[Stored records]
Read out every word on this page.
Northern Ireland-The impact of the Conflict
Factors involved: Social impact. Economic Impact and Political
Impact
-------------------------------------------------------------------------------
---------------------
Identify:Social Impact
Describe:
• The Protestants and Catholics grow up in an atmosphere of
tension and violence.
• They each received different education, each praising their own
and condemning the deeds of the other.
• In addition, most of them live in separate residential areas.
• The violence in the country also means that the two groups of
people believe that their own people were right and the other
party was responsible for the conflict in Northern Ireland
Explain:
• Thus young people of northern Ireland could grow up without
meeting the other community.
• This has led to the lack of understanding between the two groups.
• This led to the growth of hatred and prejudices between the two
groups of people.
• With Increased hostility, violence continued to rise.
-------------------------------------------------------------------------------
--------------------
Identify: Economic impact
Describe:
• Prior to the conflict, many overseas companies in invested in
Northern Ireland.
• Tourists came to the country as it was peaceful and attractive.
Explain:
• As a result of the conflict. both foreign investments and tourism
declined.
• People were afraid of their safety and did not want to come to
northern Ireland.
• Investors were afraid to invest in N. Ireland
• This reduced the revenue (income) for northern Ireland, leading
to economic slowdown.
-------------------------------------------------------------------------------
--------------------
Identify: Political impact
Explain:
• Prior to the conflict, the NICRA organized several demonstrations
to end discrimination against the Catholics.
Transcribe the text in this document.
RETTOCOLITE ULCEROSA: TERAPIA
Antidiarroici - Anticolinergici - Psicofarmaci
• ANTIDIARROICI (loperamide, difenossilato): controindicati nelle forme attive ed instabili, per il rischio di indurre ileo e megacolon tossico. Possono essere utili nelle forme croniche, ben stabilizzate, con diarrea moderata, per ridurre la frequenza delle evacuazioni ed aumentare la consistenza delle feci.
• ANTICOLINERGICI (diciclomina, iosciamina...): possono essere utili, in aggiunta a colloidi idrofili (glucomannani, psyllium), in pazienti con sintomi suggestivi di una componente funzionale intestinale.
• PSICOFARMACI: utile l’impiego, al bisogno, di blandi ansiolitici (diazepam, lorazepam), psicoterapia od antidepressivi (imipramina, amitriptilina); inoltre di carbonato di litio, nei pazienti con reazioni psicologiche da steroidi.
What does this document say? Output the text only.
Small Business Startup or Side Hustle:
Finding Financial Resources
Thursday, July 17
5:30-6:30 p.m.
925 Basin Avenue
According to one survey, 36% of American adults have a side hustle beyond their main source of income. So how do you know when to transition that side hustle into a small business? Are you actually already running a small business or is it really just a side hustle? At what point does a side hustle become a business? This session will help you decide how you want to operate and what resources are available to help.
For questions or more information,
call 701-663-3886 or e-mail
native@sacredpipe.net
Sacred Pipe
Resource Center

Problem to solve:
Every line that holds the string "violence" should be returned.

The output:
tension and violence.
• The violence in the country also means that the two groups of
• With Increased hostility, violence continued to rise.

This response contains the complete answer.